For the material that follows, list every line containing the word "eles".

-- BEGIN Supplied records --

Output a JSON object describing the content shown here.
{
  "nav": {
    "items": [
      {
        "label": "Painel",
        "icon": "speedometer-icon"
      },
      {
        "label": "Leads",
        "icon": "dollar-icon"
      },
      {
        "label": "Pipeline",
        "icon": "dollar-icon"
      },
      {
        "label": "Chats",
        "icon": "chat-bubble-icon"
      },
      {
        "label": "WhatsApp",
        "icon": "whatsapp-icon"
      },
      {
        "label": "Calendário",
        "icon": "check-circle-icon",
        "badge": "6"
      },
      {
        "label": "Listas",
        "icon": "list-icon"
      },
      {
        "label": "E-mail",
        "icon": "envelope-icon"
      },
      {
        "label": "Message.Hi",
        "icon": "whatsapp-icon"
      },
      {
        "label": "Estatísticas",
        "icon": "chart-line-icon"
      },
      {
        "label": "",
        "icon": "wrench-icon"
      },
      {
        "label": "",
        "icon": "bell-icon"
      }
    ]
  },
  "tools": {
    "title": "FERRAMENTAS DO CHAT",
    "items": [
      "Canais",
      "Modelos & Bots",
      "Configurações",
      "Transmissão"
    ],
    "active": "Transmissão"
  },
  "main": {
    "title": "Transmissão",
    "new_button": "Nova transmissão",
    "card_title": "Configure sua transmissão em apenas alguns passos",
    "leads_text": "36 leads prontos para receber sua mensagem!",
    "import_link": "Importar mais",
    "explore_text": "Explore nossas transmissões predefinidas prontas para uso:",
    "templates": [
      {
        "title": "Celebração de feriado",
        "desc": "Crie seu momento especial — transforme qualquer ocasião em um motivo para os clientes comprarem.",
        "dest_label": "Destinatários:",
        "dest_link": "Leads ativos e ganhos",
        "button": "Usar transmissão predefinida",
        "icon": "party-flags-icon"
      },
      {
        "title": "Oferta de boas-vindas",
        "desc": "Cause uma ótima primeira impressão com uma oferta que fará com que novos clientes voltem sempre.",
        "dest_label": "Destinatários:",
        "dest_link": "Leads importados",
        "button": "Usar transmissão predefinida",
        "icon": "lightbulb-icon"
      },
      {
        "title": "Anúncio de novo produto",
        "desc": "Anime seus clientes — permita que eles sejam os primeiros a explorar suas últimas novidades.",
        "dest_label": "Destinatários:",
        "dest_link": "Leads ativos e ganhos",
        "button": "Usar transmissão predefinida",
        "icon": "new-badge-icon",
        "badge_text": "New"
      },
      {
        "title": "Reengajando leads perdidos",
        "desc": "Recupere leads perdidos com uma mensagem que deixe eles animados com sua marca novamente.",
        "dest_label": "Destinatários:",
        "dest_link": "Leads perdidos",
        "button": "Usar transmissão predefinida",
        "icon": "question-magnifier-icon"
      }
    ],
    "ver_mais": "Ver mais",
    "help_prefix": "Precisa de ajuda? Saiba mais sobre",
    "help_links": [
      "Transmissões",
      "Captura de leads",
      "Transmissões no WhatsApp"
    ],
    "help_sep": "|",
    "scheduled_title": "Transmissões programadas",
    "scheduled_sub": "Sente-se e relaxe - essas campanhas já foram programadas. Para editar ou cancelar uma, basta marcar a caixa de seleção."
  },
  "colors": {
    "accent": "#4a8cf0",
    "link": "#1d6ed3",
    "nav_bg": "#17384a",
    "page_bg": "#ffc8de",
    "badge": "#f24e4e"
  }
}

-- END Supplied records --

Answer to this problem:
        "desc": "Anime seus clientes — permita que eles sejam os primeiros a explorar suas últimas novidades.",
        "desc": "Recupere leads perdidos com uma mensagem que deixe eles animados com sua marca novamente.",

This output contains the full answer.